[Begin Material to process]

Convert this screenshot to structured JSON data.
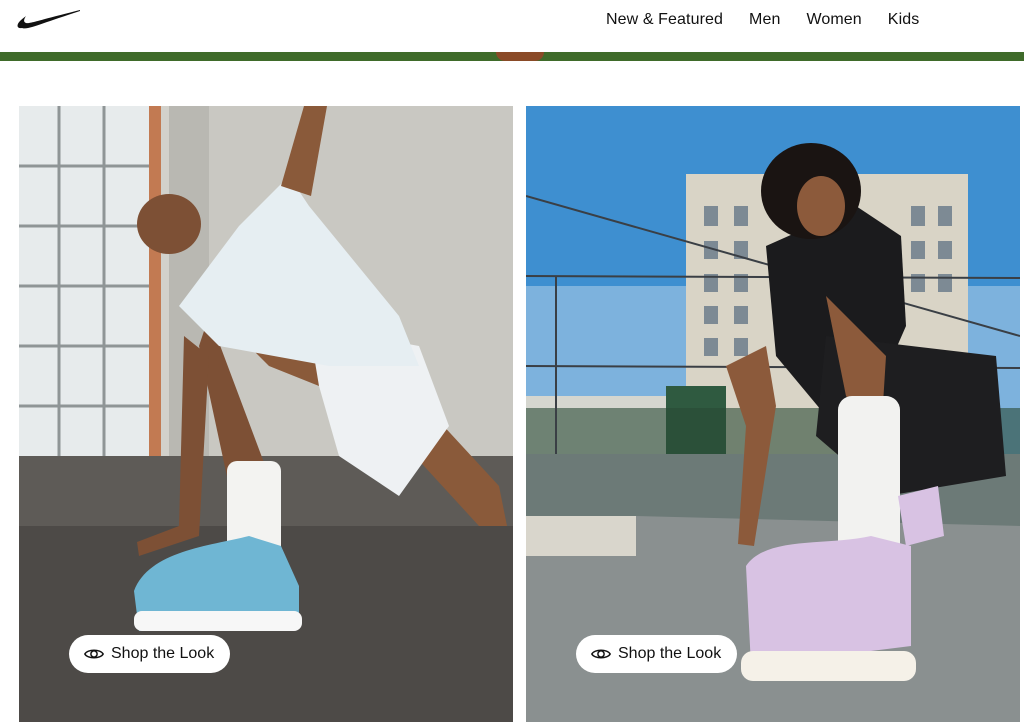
{
  "header": {
    "logo_icon": "nike-swoosh-icon",
    "nav": [
      {
        "label": "New & Featured"
      },
      {
        "label": "Men"
      },
      {
        "label": "Women"
      },
      {
        "label": "Kids"
      }
    ]
  },
  "tiles": [
    {
      "shop_label": "Shop the Look",
      "icon": "eye-icon"
    },
    {
      "shop_label": "Shop the Look",
      "icon": "eye-icon"
    }
  ],
  "colors": {
    "banner_green": "#3f6b2a",
    "text": "#111111",
    "shoe_blue": "#6fb6d3",
    "shoe_lilac": "#d8c2e3",
    "sky_blue": "#3e8fd0"
  }
}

[End Material to process]

Omit the pictures and reproduce the listing exactly.

## Correct response
Convert this screenshot to structured JSON data.
{
  "header": {
    "logo_icon": "nike-swoosh-icon",
    "nav": [
      {
        "label": "New & Featured"
      },
      {
        "label": "Men"
      },
      {
        "label": "Women"
      },
      {
        "label": "Kids"
      }
    ]
  },
  "tiles": [
    {
      "shop_label": "Shop the Look",
      "icon": "eye-icon"
    },
    {
      "shop_label": "Shop the Look",
      "icon": "eye-icon"
    }
  ],
  "colors": {
    "banner_green": "#3f6b2a",
    "text": "#111111",
    "shoe_blue": "#6fb6d3",
    "shoe_lilac": "#d8c2e3",
    "sky_blue": "#3e8fd0"
  }
}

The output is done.